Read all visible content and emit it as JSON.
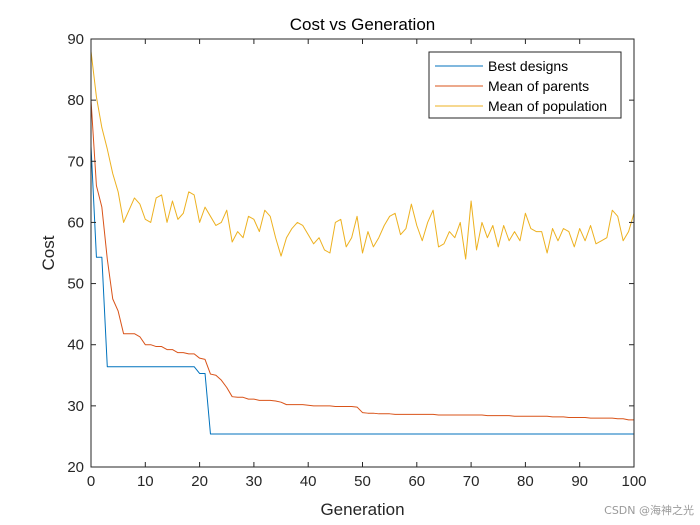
{
  "chart_data": {
    "type": "line",
    "title": "Cost vs Generation",
    "xlabel": "Generation",
    "ylabel": "Cost",
    "xlim": [
      0,
      100
    ],
    "ylim": [
      20,
      90
    ],
    "xticks": [
      0,
      10,
      20,
      30,
      40,
      50,
      60,
      70,
      80,
      90,
      100
    ],
    "yticks": [
      20,
      30,
      40,
      50,
      60,
      70,
      80,
      90
    ],
    "grid": false,
    "legend_position": "top-right",
    "x": [
      0,
      1,
      2,
      3,
      4,
      5,
      6,
      7,
      8,
      9,
      10,
      11,
      12,
      13,
      14,
      15,
      16,
      17,
      18,
      19,
      20,
      21,
      22,
      23,
      24,
      25,
      26,
      27,
      28,
      29,
      30,
      31,
      32,
      33,
      34,
      35,
      36,
      37,
      38,
      39,
      40,
      41,
      42,
      43,
      44,
      45,
      46,
      47,
      48,
      49,
      50,
      51,
      52,
      53,
      54,
      55,
      56,
      57,
      58,
      59,
      60,
      61,
      62,
      63,
      64,
      65,
      66,
      67,
      68,
      69,
      70,
      71,
      72,
      73,
      74,
      75,
      76,
      77,
      78,
      79,
      80,
      81,
      82,
      83,
      84,
      85,
      86,
      87,
      88,
      89,
      90,
      91,
      92,
      93,
      94,
      95,
      96,
      97,
      98,
      99,
      100
    ],
    "series": [
      {
        "name": "Best designs",
        "color": "#0072BD",
        "values": [
          72.5,
          54.3,
          54.3,
          36.4,
          36.4,
          36.4,
          36.4,
          36.4,
          36.4,
          36.4,
          36.4,
          36.4,
          36.4,
          36.4,
          36.4,
          36.4,
          36.4,
          36.4,
          36.4,
          36.4,
          35.3,
          35.3,
          25.4,
          25.4,
          25.4,
          25.4,
          25.4,
          25.4,
          25.4,
          25.4,
          25.4,
          25.4,
          25.4,
          25.4,
          25.4,
          25.4,
          25.4,
          25.4,
          25.4,
          25.4,
          25.4,
          25.4,
          25.4,
          25.4,
          25.4,
          25.4,
          25.4,
          25.4,
          25.4,
          25.4,
          25.4,
          25.4,
          25.4,
          25.4,
          25.4,
          25.4,
          25.4,
          25.4,
          25.4,
          25.4,
          25.4,
          25.4,
          25.4,
          25.4,
          25.4,
          25.4,
          25.4,
          25.4,
          25.4,
          25.4,
          25.4,
          25.4,
          25.4,
          25.4,
          25.4,
          25.4,
          25.4,
          25.4,
          25.4,
          25.4,
          25.4,
          25.4,
          25.4,
          25.4,
          25.4,
          25.4,
          25.4,
          25.4,
          25.4,
          25.4,
          25.4,
          25.4,
          25.4,
          25.4,
          25.4,
          25.4,
          25.4,
          25.4,
          25.4,
          25.4,
          25.4
        ]
      },
      {
        "name": "Mean of parents",
        "color": "#D95319",
        "values": [
          80.0,
          66.0,
          62.5,
          54.0,
          47.5,
          45.5,
          41.8,
          41.8,
          41.8,
          41.3,
          40.0,
          40.0,
          39.7,
          39.7,
          39.2,
          39.2,
          38.7,
          38.7,
          38.5,
          38.5,
          37.8,
          37.6,
          35.2,
          35.0,
          34.2,
          33.0,
          31.5,
          31.4,
          31.4,
          31.1,
          31.1,
          30.9,
          30.9,
          30.9,
          30.8,
          30.6,
          30.2,
          30.2,
          30.2,
          30.2,
          30.1,
          30.0,
          30.0,
          30.0,
          30.0,
          29.9,
          29.9,
          29.9,
          29.9,
          29.8,
          28.9,
          28.8,
          28.8,
          28.7,
          28.7,
          28.7,
          28.6,
          28.6,
          28.6,
          28.6,
          28.6,
          28.6,
          28.6,
          28.6,
          28.5,
          28.5,
          28.5,
          28.5,
          28.5,
          28.5,
          28.5,
          28.5,
          28.5,
          28.4,
          28.4,
          28.4,
          28.4,
          28.4,
          28.3,
          28.3,
          28.3,
          28.3,
          28.3,
          28.3,
          28.3,
          28.2,
          28.2,
          28.2,
          28.1,
          28.1,
          28.1,
          28.1,
          28.0,
          28.0,
          28.0,
          28.0,
          28.0,
          27.9,
          27.9,
          27.7,
          27.7
        ]
      },
      {
        "name": "Mean of population",
        "color": "#EDB120",
        "values": [
          88.0,
          80.5,
          75.5,
          72.0,
          68.0,
          65.0,
          60.0,
          62.0,
          64.0,
          63.0,
          60.5,
          60.0,
          64.0,
          64.5,
          60.0,
          63.5,
          60.5,
          61.5,
          65.0,
          64.5,
          60.0,
          62.5,
          61.0,
          59.5,
          60.0,
          62.0,
          56.8,
          58.5,
          57.5,
          61.0,
          60.5,
          58.5,
          62.0,
          61.0,
          57.5,
          54.5,
          57.5,
          59.0,
          60.0,
          59.5,
          58.0,
          56.5,
          57.5,
          55.5,
          55.0,
          60.0,
          60.5,
          56.0,
          57.5,
          61.0,
          55.0,
          58.5,
          56.0,
          57.5,
          59.5,
          61.0,
          61.5,
          58.0,
          59.0,
          63.0,
          59.5,
          57.0,
          60.0,
          62.0,
          56.0,
          56.5,
          58.5,
          57.5,
          60.0,
          54.0,
          63.5,
          55.5,
          60.0,
          57.5,
          59.5,
          56.0,
          59.5,
          57.0,
          58.5,
          57.0,
          61.5,
          59.0,
          58.5,
          58.5,
          55.0,
          59.0,
          57.0,
          59.0,
          58.5,
          56.0,
          59.0,
          57.0,
          59.5,
          56.5,
          57.0,
          57.5,
          62.0,
          61.0,
          57.0,
          58.5,
          61.5
        ]
      }
    ]
  },
  "watermark": "CSDN @海神之光"
}
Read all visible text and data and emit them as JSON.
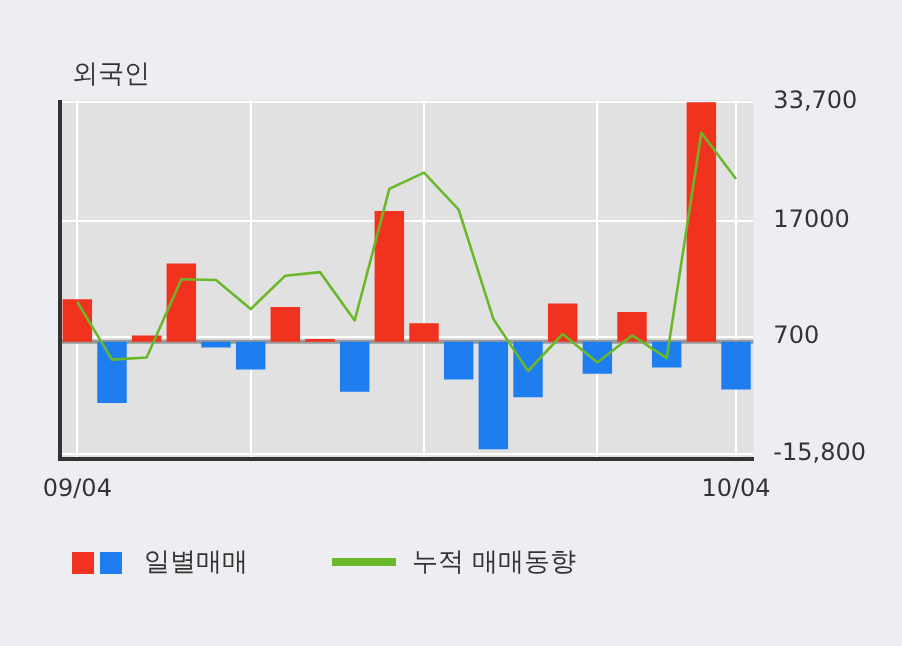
{
  "chart_data": {
    "type": "bar",
    "title": "외국인",
    "categories": [
      "09/04",
      null,
      null,
      null,
      null,
      null,
      null,
      null,
      null,
      null,
      null,
      null,
      null,
      null,
      null,
      null,
      null,
      null,
      null,
      "10/04"
    ],
    "series": [
      {
        "name": "일별매매",
        "colors": [
          "#f0321e",
          "#1e7ef0",
          "#f0321e",
          "#f0321e",
          "#1e7ef0",
          "#1e7ef0",
          "#f0321e",
          "#f0321e",
          "#1e7ef0",
          "#f0321e",
          "#f0321e",
          "#1e7ef0",
          "#1e7ef0",
          "#1e7ef0",
          "#f0321e",
          "#1e7ef0",
          "#f0321e",
          "#1e7ef0",
          "#f0321e",
          "#1e7ef0"
        ],
        "values": [
          6000,
          -8600,
          900,
          11000,
          -800,
          -3900,
          4900,
          400,
          -7000,
          18400,
          2600,
          -5300,
          -15100,
          -7800,
          5400,
          -4500,
          4200,
          -3600,
          33700,
          -6700
        ]
      },
      {
        "name": "누적 매매동향",
        "type": "line",
        "color": "#6ab82a",
        "values": [
          5600,
          -2500,
          -2200,
          8800,
          8700,
          4600,
          9300,
          9800,
          3000,
          21500,
          23800,
          18600,
          3200,
          -4100,
          1100,
          -2900,
          900,
          -2300,
          29400,
          22900
        ]
      }
    ],
    "ylim": [
      -16500,
      34000
    ],
    "yticks": [
      {
        "value": 33700,
        "label": "33,700"
      },
      17000,
      700,
      {
        "value": -15800,
        "label": "-15,800"
      }
    ],
    "grid": true,
    "legend": "bottom left"
  }
}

::::::::::

Task:
In the material above, find the lines that contain "name" and show them.

Solution to the problem:
        "name": "Best designs",
        "name": "Mean of parents",
        "name": "Mean of population",
        "name": "일별매매",
        "name": "누적 매매동향",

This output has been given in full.